» **GIVEN TASK**: Put every line of the data below into a Markdown table with the columns "Row" and "Text", giving each line a row number and skipping blank lines. Leave out any pictures.

» **DATA FOR THE TASK**:

begin

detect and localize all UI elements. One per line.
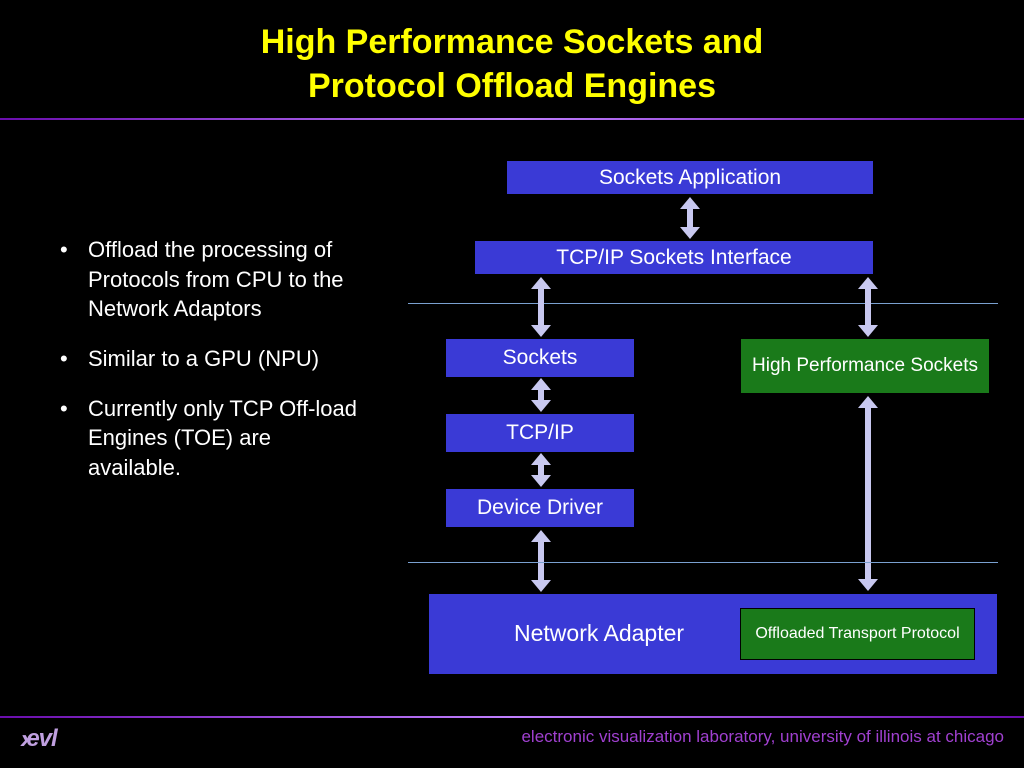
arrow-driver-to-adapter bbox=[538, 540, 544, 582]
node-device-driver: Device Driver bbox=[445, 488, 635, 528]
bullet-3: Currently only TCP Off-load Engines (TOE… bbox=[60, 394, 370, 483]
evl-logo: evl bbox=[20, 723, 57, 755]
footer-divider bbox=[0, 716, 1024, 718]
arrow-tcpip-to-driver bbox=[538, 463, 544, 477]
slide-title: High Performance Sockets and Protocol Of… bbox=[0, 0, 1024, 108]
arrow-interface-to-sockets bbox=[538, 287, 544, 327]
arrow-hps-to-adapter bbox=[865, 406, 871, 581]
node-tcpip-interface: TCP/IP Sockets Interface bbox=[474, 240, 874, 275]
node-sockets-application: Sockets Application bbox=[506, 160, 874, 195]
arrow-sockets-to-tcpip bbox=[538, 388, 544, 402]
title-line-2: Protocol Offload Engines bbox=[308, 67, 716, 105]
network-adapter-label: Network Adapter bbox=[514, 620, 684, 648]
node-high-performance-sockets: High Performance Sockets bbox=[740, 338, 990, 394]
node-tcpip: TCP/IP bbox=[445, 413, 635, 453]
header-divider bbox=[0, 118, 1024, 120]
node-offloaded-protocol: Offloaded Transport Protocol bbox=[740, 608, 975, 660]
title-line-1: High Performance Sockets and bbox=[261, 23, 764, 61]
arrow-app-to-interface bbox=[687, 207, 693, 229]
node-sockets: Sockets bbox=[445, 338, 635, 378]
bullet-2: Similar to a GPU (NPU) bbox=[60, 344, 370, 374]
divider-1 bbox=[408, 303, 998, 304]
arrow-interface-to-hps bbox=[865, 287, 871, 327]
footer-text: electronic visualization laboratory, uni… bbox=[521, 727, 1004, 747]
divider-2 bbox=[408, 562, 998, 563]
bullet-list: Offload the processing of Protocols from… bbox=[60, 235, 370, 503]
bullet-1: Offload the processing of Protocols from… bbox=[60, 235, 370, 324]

end

» **CORRECT OUTPUT**:
| Row | Text |
|---|---|
| 1 | detect and localize all UI elements. One per line. |
| 2 | arrow-driver-to-adapter bbox=[538, 540, 544, 582] |
| 3 | node-device-driver: Device Driver bbox=[445, 488, 635, 528] |
| 4 | bullet-3: Currently only TCP Off-load Engines (TOE… bbox=[60, 394, 370, 483] |
| 5 | evl-logo: evl bbox=[20, 723, 57, 755] |
| 6 | footer-divider bbox=[0, 716, 1024, 718] |
| 7 | arrow-tcpip-to-driver bbox=[538, 463, 544, 477] |
| 8 | slide-title: High Performance Sockets and Protocol Of… bbox=[0, 0, 1024, 108] |
| 9 | arrow-interface-to-sockets bbox=[538, 287, 544, 327] |
| 10 | arrow-hps-to-adapter bbox=[865, 406, 871, 581] |
| 11 | node-tcpip-interface: TCP/IP Sockets Interface bbox=[474, 240, 874, 275] |
| 12 | node-sockets-application: Sockets Application bbox=[506, 160, 874, 195] |
| 13 | arrow-sockets-to-tcpip bbox=[538, 388, 544, 402] |
| 14 | title-line-2: Protocol Offload Engines bbox=[308, 67, 716, 105] |
| 15 | network-adapter-label: Network Adapter bbox=[514, 620, 684, 648] |
| 16 | node-high-performance-sockets: High Performance Sockets bbox=[740, 338, 990, 394] |
| 17 | node-tcpip: TCP/IP bbox=[445, 413, 635, 453] |
| 18 | header-divider bbox=[0, 118, 1024, 120] |
| 19 | node-offloaded-protocol: Offloaded Transport Protocol bbox=[740, 608, 975, 660] |
| 20 | title-line-1: High Performance Sockets and bbox=[261, 23, 764, 61] |
| 21 | arrow-app-to-interface bbox=[687, 207, 693, 229] |
| 22 | node-sockets: Sockets bbox=[445, 338, 635, 378] |
| 23 | bullet-2: Similar to a GPU (NPU) bbox=[60, 344, 370, 374] |
| 24 | divider-1 bbox=[408, 303, 998, 304] |
| 25 | arrow-interface-to-hps bbox=[865, 287, 871, 327] |
| 26 | footer-text: electronic visualization laboratory, uni… bbox=[521, 727, 1004, 747] |
| 27 | divider-2 bbox=[408, 562, 998, 563] |
| 28 | bullet-list: Offload the processing of Protocols from… bbox=[60, 235, 370, 503] |
| 29 | bullet-1: Offload the processing of Protocols from… bbox=[60, 235, 370, 324] |